Spatial layout listing:

BEGIN

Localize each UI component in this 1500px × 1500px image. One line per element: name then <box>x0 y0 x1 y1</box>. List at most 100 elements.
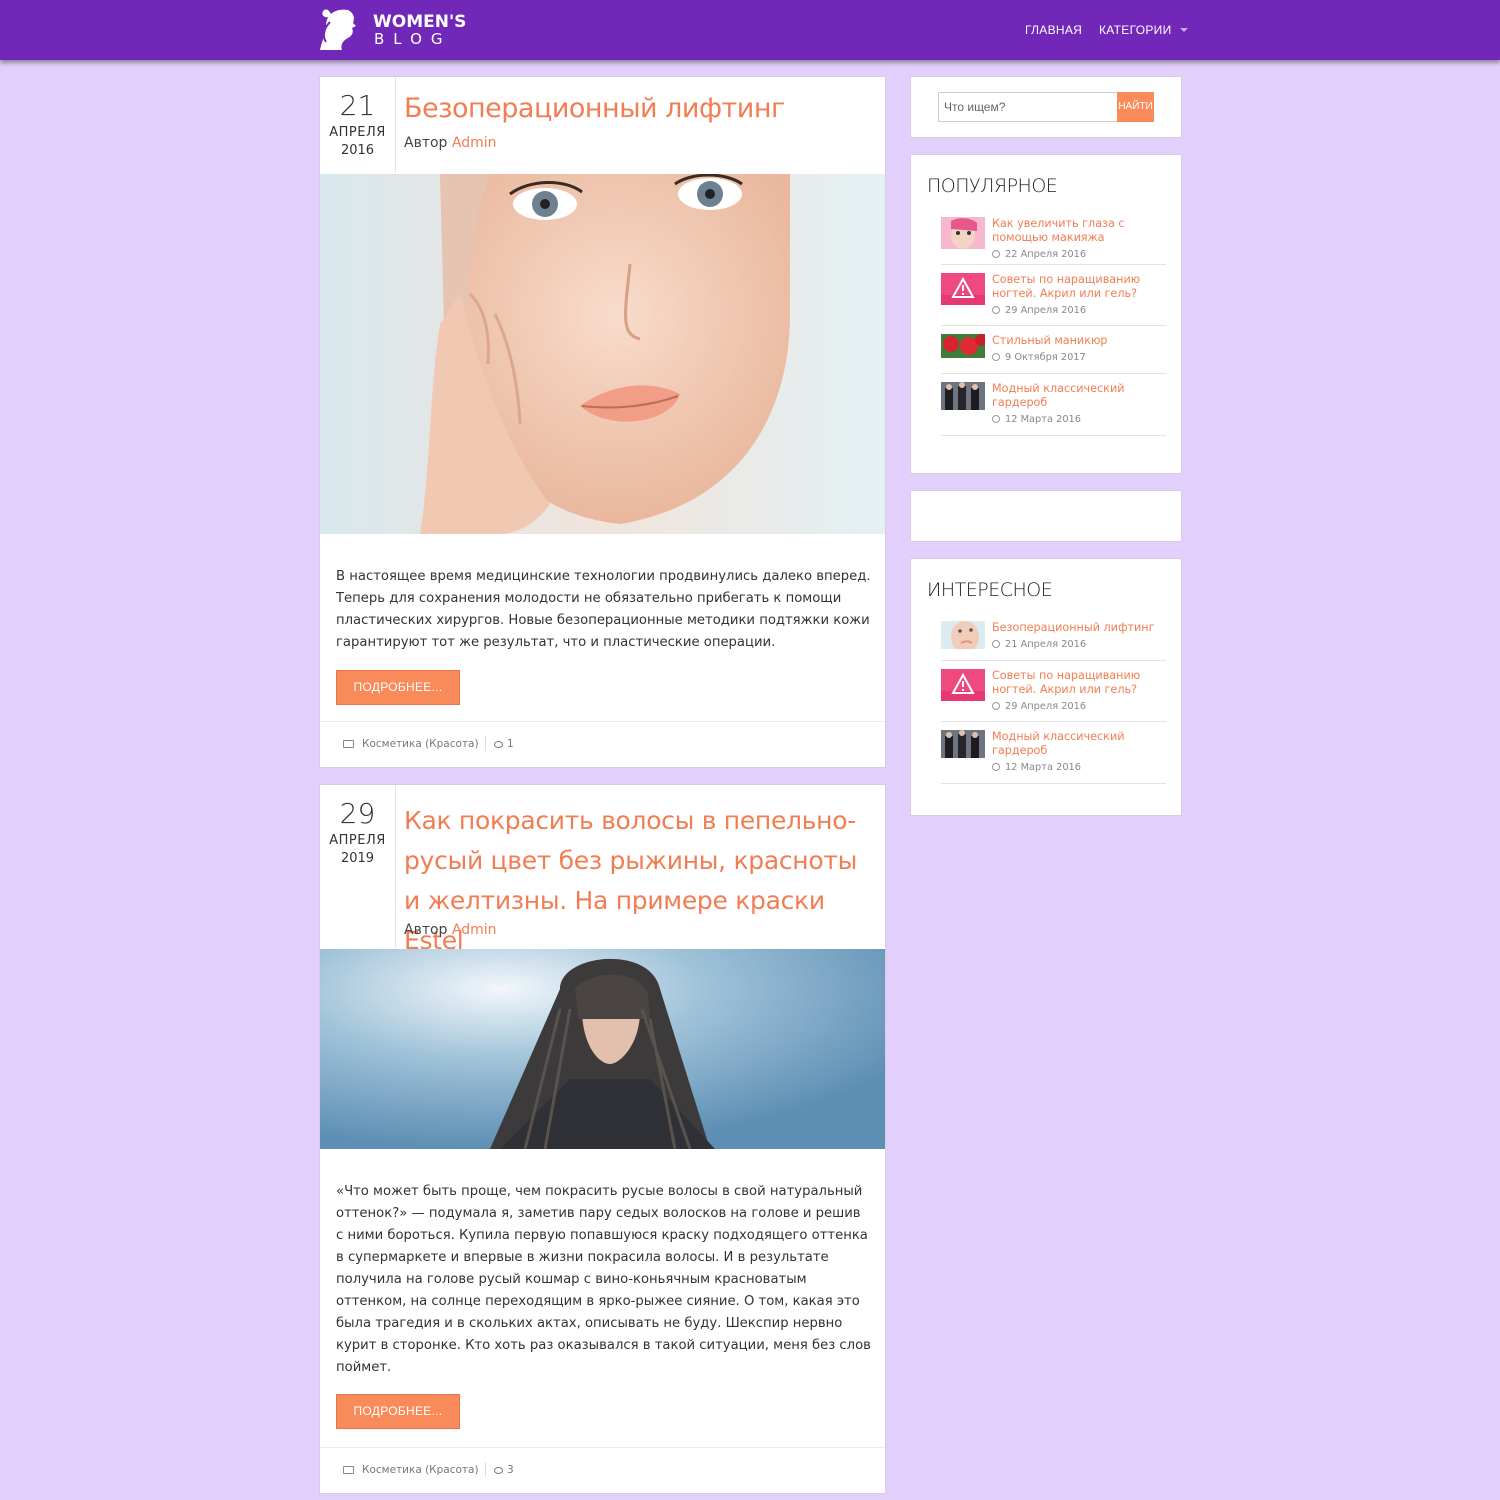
clock-icon <box>992 250 1000 258</box>
list-item-date: 29 Апреля 2016 <box>992 701 1162 712</box>
post-date: 29 АПРЕЛЯ 2019 <box>320 785 396 948</box>
chevron-down-icon <box>1179 28 1188 32</box>
interesting-list: Безоперационный лифтинг 21 Апреля 2016 Со… <box>941 621 1166 784</box>
list-item-date: 9 Октября 2017 <box>992 352 1162 363</box>
post-excerpt: «Что может быть проще, чем покрасить рус… <box>336 1184 871 1375</box>
empty-widget <box>910 490 1182 542</box>
post-category[interactable]: Косметика (Красота) <box>343 1464 479 1476</box>
thumbnail-warning <box>941 669 985 701</box>
list-item-date-text: 21 Апреля 2016 <box>1005 639 1087 650</box>
woman-silhouette-icon <box>320 9 356 51</box>
post-footer: Косметика (Красота) 3 <box>320 1447 885 1493</box>
post-date: 21 АПРЕЛЯ 2016 <box>320 77 396 173</box>
list-item-date-text: 22 Апреля 2016 <box>1005 249 1087 260</box>
post-year: 2019 <box>340 851 375 866</box>
read-more-button[interactable]: ПОДРОБНЕЕ... <box>336 1394 460 1429</box>
post-card: 29 АПРЕЛЯ 2019 Как покрасить волосы в пе… <box>319 784 886 1494</box>
thumbnail-wardrobe <box>941 382 985 410</box>
list-item-title: Советы по наращиванию ногтей. Акрил или … <box>992 273 1141 300</box>
popular-widget: ПОПУЛЯРНОЕ Как увеличить глаза с помощью… <box>910 154 1182 474</box>
thumbnail-warning <box>941 273 985 305</box>
comments-icon <box>494 1467 503 1474</box>
logo-text-bottom: BLOG <box>374 30 452 48</box>
search-button[interactable]: НАЙТИ <box>1117 92 1154 122</box>
author-link[interactable]: Admin <box>452 922 497 938</box>
clock-icon <box>992 306 1000 314</box>
post-card: 21 АПРЕЛЯ 2016 Безоперационный лифтинг А… <box>319 76 886 768</box>
folder-icon <box>343 1466 354 1474</box>
thumbnail-roses <box>941 334 985 358</box>
list-item-title: Стильный маникюр <box>992 334 1108 347</box>
list-item[interactable]: Безоперационный лифтинг 21 Апреля 2016 <box>941 621 1166 661</box>
post-comments[interactable]: 1 <box>494 738 514 750</box>
post-category-label: Косметика (Красота) <box>362 738 479 750</box>
site-logo[interactable]: WOMEN'S BLOG <box>318 6 468 56</box>
author-label: Автор <box>404 922 448 938</box>
list-item-title: Советы по наращиванию ногтей. Акрил или … <box>992 669 1141 696</box>
list-item-title: Безоперационный лифтинг <box>992 621 1155 634</box>
list-item-date: 12 Марта 2016 <box>992 762 1162 773</box>
post-comments-count: 1 <box>507 738 514 750</box>
nav-home[interactable]: ГЛАВНАЯ <box>1025 23 1082 37</box>
popular-list: Как увеличить глаза с помощью макияжа 22 … <box>941 217 1166 436</box>
list-item-date-text: 12 Марта 2016 <box>1005 414 1082 425</box>
list-item-date: 29 Апреля 2016 <box>992 305 1162 316</box>
post-month: АПРЕЛЯ <box>329 125 386 140</box>
nav-categories[interactable]: КАТЕГОРИИ <box>1099 23 1188 37</box>
list-item[interactable]: Модный классический гардероб 12 Марта 201… <box>941 374 1166 436</box>
post-image-hair[interactable] <box>320 949 885 1149</box>
list-item[interactable]: Модный классический гардероб 12 Марта 201… <box>941 722 1166 784</box>
comments-icon <box>494 741 503 748</box>
list-item[interactable]: Стильный маникюр 9 Октября 2017 <box>941 326 1166 374</box>
top-navbar: WOMEN'S BLOG ГЛАВНАЯ КАТЕГОРИИ <box>0 0 1500 60</box>
list-item-date-text: 29 Апреля 2016 <box>1005 701 1087 712</box>
thumbnail-wardrobe <box>941 730 985 758</box>
list-item-date-text: 12 Марта 2016 <box>1005 762 1082 773</box>
clock-icon <box>992 763 1000 771</box>
post-author: Автор Admin <box>404 135 497 151</box>
widget-title: ИНТЕРЕСНОЕ <box>927 579 1053 601</box>
footer-divider <box>485 1462 486 1477</box>
list-item-date-text: 9 Октября 2017 <box>1005 352 1086 363</box>
list-item-date-text: 29 Апреля 2016 <box>1005 305 1087 316</box>
clock-icon <box>992 640 1000 648</box>
list-item-date: 22 Апреля 2016 <box>992 249 1162 260</box>
nav-categories-label: КАТЕГОРИИ <box>1099 23 1172 37</box>
clock-icon <box>992 702 1000 710</box>
author-link[interactable]: Admin <box>452 135 497 151</box>
interesting-widget: ИНТЕРЕСНОЕ Безоперационный лифтинг 21 Апр… <box>910 558 1182 816</box>
list-item-date: 21 Апреля 2016 <box>992 639 1162 650</box>
post-author: Автор Admin <box>404 922 497 938</box>
clock-icon <box>992 415 1000 423</box>
thumbnail-makeup <box>941 217 985 249</box>
read-more-button[interactable]: ПОДРОБНЕЕ... <box>336 670 460 705</box>
post-month: АПРЕЛЯ <box>329 833 386 848</box>
list-item[interactable]: Как увеличить глаза с помощью макияжа 22 … <box>941 217 1166 265</box>
post-title[interactable]: Безоперационный лифтинг <box>404 93 785 124</box>
list-item-title: Модный классический гардероб <box>992 382 1125 409</box>
post-image-face[interactable] <box>320 174 885 534</box>
post-footer: Косметика (Красота) 1 <box>320 721 885 767</box>
author-label: Автор <box>404 135 448 151</box>
footer-divider <box>485 736 486 751</box>
post-comments[interactable]: 3 <box>494 1464 514 1476</box>
post-category[interactable]: Косметика (Красота) <box>343 738 479 750</box>
list-item[interactable]: Советы по наращиванию ногтей. Акрил или … <box>941 661 1166 722</box>
list-item-date: 12 Марта 2016 <box>992 414 1162 425</box>
post-excerpt: В настоящее время медицинские технологии… <box>336 569 871 650</box>
thumbnail-face <box>941 621 985 649</box>
post-year: 2016 <box>340 143 375 158</box>
clock-icon <box>992 353 1000 361</box>
list-item-title: Как увеличить глаза с помощью макияжа <box>992 217 1125 244</box>
post-comments-count: 3 <box>507 1464 514 1476</box>
logo-text-top: WOMEN'S <box>373 12 467 32</box>
post-day: 21 <box>339 89 376 122</box>
list-item[interactable]: Советы по наращиванию ногтей. Акрил или … <box>941 265 1166 326</box>
search-widget: НАЙТИ <box>910 76 1182 138</box>
list-item-title: Модный классический гардероб <box>992 730 1125 757</box>
post-category-label: Косметика (Красота) <box>362 1464 479 1476</box>
widget-title: ПОПУЛЯРНОЕ <box>927 175 1058 197</box>
search-input[interactable] <box>938 92 1118 122</box>
post-day: 29 <box>339 797 376 830</box>
folder-icon <box>343 740 354 748</box>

END

▸ **EXERCISE PROMPT**: Copy out every line of the listing above verbatim, omitting the pictures.

▸ **RESULT**:
Localize each UI component in this 1500px × 1500px image. One line per element: name then <box>x0 y0 x1 y1</box>. List at most 100 elements.
clock-icon <box>992 250 1000 258</box>
list-item-date: 29 Апреля 2016 <box>992 701 1162 712</box>
post-date: 29 АПРЕЛЯ 2019 <box>320 785 396 948</box>
chevron-down-icon <box>1179 28 1188 32</box>
interesting-list: Безоперационный лифтинг 21 Апреля 2016 Со… <box>941 621 1166 784</box>
list-item-date: 9 Октября 2017 <box>992 352 1162 363</box>
post-excerpt: «Что может быть проще, чем покрасить рус… <box>336 1184 871 1375</box>
empty-widget <box>910 490 1182 542</box>
post-category[interactable]: Косметика (Красота) <box>343 1464 479 1476</box>
thumbnail-warning <box>941 669 985 701</box>
list-item-date-text: 21 Апреля 2016 <box>1005 639 1087 650</box>
woman-silhouette-icon <box>320 9 356 51</box>
post-footer: Косметика (Красота) 3 <box>320 1447 885 1493</box>
post-date: 21 АПРЕЛЯ 2016 <box>320 77 396 173</box>
list-item-date-text: 22 Апреля 2016 <box>1005 249 1087 260</box>
post-year: 2019 <box>340 851 375 866</box>
read-more-button[interactable]: ПОДРОБНЕЕ... <box>336 1394 460 1429</box>
post-card: 29 АПРЕЛЯ 2019 Как покрасить волосы в пе… <box>319 784 886 1494</box>
thumbnail-wardrobe <box>941 382 985 410</box>
list-item-title: Советы по наращиванию ногтей. Акрил или … <box>992 273 1141 300</box>
popular-widget: ПОПУЛЯРНОЕ Как увеличить глаза с помощью… <box>910 154 1182 474</box>
thumbnail-warning <box>941 273 985 305</box>
comments-icon <box>494 1467 503 1474</box>
logo-text-bottom: BLOG <box>374 30 452 48</box>
search-button[interactable]: НАЙТИ <box>1117 92 1154 122</box>
author-link[interactable]: Admin <box>452 922 497 938</box>
clock-icon <box>992 306 1000 314</box>
post-card: 21 АПРЕЛЯ 2016 Безоперационный лифтинг А… <box>319 76 886 768</box>
folder-icon <box>343 1466 354 1474</box>
thumbnail-roses <box>941 334 985 358</box>
list-item-title: Стильный маникюр <box>992 334 1108 347</box>
list-item[interactable]: Безоперационный лифтинг 21 Апреля 2016 <box>941 621 1166 661</box>
post-comments[interactable]: 1 <box>494 738 514 750</box>
post-category-label: Косметика (Красота) <box>362 738 479 750</box>
site-logo[interactable]: WOMEN'S BLOG <box>318 6 468 56</box>
author-label: Автор <box>404 922 448 938</box>
list-item-title: Советы по наращиванию ногтей. Акрил или … <box>992 669 1141 696</box>
list-item-title: Безоперационный лифтинг <box>992 621 1155 634</box>
list-item-date: 12 Марта 2016 <box>992 762 1162 773</box>
post-comments-count: 1 <box>507 738 514 750</box>
nav-home[interactable]: ГЛАВНАЯ <box>1025 23 1082 37</box>
popular-list: Как увеличить глаза с помощью макияжа 22 … <box>941 217 1166 436</box>
list-item-date-text: 12 Марта 2016 <box>1005 414 1082 425</box>
list-item-date: 29 Апреля 2016 <box>992 305 1162 316</box>
post-month: АПРЕЛЯ <box>329 125 386 140</box>
nav-categories[interactable]: КАТЕГОРИИ <box>1099 23 1188 37</box>
list-item[interactable]: Модный классический гардероб 12 Марта 201… <box>941 374 1166 436</box>
post-image-hair[interactable] <box>320 949 885 1149</box>
list-item[interactable]: Модный классический гардероб 12 Марта 201… <box>941 722 1166 784</box>
comments-icon <box>494 741 503 748</box>
list-item[interactable]: Стильный маникюр 9 Октября 2017 <box>941 326 1166 374</box>
top-navbar: WOMEN'S BLOG ГЛАВНАЯ КАТЕГОРИИ <box>0 0 1500 60</box>
list-item-date-text: 29 Апреля 2016 <box>1005 701 1087 712</box>
thumbnail-wardrobe <box>941 730 985 758</box>
list-item-date-text: 12 Марта 2016 <box>1005 762 1082 773</box>
clock-icon <box>992 763 1000 771</box>
post-author: Автор Admin <box>404 135 497 151</box>
widget-title: ИНТЕРЕСНОЕ <box>927 579 1053 601</box>
footer-divider <box>485 1462 486 1477</box>
list-item-date-text: 9 Октября 2017 <box>1005 352 1086 363</box>
list-item-date-text: 29 Апреля 2016 <box>1005 305 1087 316</box>
clock-icon <box>992 640 1000 648</box>
list-item-date: 22 Апреля 2016 <box>992 249 1162 260</box>
nav-categories-label: КАТЕГОРИИ <box>1099 23 1172 37</box>
clock-icon <box>992 702 1000 710</box>
author-link[interactable]: Admin <box>452 135 497 151</box>
interesting-widget: ИНТЕРЕСНОЕ Безоперационный лифтинг 21 Апр… <box>910 558 1182 816</box>
list-item-date: 21 Апреля 2016 <box>992 639 1162 650</box>
post-author: Автор Admin <box>404 922 497 938</box>
clock-icon <box>992 415 1000 423</box>
thumbnail-makeup <box>941 217 985 249</box>
read-more-button[interactable]: ПОДРОБНЕЕ... <box>336 670 460 705</box>
post-month: АПРЕЛЯ <box>329 833 386 848</box>
list-item[interactable]: Как увеличить глаза с помощью макияжа 22 … <box>941 217 1166 265</box>
post-title[interactable]: Безоперационный лифтинг <box>404 93 785 124</box>
list-item-title: Модный классический гардероб <box>992 382 1125 409</box>
post-image-face[interactable] <box>320 174 885 534</box>
post-footer: Косметика (Красота) 1 <box>320 721 885 767</box>
author-label: Автор <box>404 135 448 151</box>
footer-divider <box>485 736 486 751</box>
post-comments[interactable]: 3 <box>494 1464 514 1476</box>
post-category[interactable]: Косметика (Красота) <box>343 738 479 750</box>
list-item[interactable]: Советы по наращиванию ногтей. Акрил или … <box>941 661 1166 722</box>
list-item-date: 12 Марта 2016 <box>992 414 1162 425</box>
post-excerpt: В настоящее время медицинские технологии… <box>336 569 871 650</box>
thumbnail-face <box>941 621 985 649</box>
post-year: 2016 <box>340 143 375 158</box>
clock-icon <box>992 353 1000 361</box>
list-item-title: Как увеличить глаза с помощью макияжа <box>992 217 1125 244</box>
post-comments-count: 3 <box>507 1464 514 1476</box>
logo-text-top: WOMEN'S <box>373 12 467 32</box>
post-day: 21 <box>339 89 376 122</box>
list-item[interactable]: Советы по наращиванию ногтей. Акрил или … <box>941 265 1166 326</box>
search-widget: НАЙТИ <box>910 76 1182 138</box>
list-item-title: Модный классический гардероб <box>992 730 1125 757</box>
post-category-label: Косметика (Красота) <box>362 1464 479 1476</box>
widget-title: ПОПУЛЯРНОЕ <box>927 175 1058 197</box>
search-input[interactable] <box>938 92 1118 122</box>
post-day: 29 <box>339 797 376 830</box>
folder-icon <box>343 740 354 748</box>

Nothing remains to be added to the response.